:: TASK BRIEF ::
All lines in which the word "Temp" occurs are to be extracted.

Stored items
--- --- ---
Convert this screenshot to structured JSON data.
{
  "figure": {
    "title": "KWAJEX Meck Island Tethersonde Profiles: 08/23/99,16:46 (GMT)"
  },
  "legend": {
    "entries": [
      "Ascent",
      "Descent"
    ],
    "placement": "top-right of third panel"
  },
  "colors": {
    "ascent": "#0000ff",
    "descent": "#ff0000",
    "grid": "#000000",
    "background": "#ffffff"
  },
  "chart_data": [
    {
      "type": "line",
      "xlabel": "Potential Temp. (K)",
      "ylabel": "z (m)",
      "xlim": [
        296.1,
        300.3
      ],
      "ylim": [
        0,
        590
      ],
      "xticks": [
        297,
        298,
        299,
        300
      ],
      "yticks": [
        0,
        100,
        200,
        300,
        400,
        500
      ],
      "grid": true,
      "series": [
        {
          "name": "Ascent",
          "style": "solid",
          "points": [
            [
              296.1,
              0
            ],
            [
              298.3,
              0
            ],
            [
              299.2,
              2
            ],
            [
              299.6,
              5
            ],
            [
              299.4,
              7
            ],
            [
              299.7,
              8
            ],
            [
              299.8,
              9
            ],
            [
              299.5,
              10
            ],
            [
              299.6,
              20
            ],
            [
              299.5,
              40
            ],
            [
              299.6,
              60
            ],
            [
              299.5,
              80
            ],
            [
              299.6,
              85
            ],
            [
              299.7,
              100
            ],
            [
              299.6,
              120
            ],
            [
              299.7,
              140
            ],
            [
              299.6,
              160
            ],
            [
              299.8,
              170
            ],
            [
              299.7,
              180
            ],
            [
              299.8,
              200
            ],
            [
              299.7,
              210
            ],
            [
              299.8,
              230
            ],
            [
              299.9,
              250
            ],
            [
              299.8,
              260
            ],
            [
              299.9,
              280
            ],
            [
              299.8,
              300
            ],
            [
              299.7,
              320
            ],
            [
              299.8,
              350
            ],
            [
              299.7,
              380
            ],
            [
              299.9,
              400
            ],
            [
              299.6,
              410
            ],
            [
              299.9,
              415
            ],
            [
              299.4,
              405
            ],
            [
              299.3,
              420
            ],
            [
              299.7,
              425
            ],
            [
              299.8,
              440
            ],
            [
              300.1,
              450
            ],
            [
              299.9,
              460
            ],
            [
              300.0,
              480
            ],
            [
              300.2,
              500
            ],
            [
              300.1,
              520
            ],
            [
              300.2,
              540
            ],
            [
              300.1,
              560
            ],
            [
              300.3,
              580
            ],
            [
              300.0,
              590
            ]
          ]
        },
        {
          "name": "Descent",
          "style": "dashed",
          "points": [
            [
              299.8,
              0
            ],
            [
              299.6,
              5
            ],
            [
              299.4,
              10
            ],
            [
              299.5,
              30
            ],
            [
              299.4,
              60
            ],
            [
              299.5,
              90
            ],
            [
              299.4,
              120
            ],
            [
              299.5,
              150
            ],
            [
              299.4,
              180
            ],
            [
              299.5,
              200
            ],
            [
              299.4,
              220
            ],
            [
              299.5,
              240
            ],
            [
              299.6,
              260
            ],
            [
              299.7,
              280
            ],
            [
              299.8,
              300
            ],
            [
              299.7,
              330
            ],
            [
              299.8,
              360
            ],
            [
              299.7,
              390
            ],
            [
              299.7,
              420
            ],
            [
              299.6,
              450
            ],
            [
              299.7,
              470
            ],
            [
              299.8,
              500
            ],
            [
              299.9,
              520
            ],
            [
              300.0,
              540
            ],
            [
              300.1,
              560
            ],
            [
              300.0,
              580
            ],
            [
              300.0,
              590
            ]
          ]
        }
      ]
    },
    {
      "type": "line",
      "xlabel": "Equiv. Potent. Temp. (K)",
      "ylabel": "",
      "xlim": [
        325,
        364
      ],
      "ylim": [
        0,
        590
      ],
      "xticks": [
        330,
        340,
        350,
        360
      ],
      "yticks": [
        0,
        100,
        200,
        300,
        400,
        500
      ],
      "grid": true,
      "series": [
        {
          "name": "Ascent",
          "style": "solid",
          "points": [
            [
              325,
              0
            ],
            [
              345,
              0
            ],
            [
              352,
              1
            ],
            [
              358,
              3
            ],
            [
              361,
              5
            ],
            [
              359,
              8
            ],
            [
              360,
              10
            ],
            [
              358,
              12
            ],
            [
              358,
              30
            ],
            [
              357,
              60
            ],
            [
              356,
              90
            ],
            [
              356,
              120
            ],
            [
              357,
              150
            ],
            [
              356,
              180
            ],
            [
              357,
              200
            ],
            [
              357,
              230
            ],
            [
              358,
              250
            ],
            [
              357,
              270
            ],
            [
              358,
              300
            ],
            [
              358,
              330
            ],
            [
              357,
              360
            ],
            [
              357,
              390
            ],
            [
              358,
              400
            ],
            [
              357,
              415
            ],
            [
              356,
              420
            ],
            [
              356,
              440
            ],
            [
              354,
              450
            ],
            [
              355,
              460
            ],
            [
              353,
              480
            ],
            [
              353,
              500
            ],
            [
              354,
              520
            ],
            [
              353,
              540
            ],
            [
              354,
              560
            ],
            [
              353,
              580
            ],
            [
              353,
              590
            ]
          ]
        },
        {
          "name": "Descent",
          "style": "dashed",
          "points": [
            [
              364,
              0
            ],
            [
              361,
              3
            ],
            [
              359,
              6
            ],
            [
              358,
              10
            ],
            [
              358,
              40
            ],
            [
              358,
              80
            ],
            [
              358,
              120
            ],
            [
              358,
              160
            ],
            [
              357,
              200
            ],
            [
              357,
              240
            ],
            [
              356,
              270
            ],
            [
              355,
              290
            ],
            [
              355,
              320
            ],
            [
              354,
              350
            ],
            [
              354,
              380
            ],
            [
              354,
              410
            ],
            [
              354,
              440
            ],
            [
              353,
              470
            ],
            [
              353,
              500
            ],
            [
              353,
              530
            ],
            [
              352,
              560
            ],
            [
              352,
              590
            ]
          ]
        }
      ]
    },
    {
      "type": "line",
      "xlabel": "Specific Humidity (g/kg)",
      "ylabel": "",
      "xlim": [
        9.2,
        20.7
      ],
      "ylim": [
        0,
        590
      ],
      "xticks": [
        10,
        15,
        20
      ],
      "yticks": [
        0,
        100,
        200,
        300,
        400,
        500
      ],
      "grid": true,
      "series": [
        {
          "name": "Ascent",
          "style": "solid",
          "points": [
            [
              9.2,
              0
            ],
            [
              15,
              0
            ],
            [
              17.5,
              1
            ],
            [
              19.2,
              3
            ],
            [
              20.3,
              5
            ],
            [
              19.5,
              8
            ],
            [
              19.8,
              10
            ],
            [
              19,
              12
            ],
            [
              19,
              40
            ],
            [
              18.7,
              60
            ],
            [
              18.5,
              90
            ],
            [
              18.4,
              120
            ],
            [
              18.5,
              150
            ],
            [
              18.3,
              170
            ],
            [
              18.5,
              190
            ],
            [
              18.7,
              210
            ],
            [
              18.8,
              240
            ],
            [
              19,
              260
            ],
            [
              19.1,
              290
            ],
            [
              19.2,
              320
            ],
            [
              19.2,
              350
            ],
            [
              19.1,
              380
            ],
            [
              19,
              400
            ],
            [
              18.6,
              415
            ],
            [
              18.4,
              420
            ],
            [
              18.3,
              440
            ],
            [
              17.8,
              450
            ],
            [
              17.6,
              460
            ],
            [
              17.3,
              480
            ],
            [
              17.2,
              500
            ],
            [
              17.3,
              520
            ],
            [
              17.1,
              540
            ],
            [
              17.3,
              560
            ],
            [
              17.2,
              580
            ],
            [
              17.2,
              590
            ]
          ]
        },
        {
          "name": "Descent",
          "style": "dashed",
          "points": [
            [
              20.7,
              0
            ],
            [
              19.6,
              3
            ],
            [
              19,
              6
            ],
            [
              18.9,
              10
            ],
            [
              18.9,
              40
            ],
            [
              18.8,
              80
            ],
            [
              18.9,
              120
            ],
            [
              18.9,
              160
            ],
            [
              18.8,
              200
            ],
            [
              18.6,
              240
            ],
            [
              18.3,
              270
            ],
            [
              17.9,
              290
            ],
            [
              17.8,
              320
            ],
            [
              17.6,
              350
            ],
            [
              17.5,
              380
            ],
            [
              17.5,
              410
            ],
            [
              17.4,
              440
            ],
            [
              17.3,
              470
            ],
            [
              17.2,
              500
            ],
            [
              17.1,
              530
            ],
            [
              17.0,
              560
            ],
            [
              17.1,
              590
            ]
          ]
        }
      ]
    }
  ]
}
--- --- ---
:: WORKED ANSWER ::
      "xlabel": "Potential Temp. (K)",
      "xlabel": "Equiv. Potent. Temp. (K)",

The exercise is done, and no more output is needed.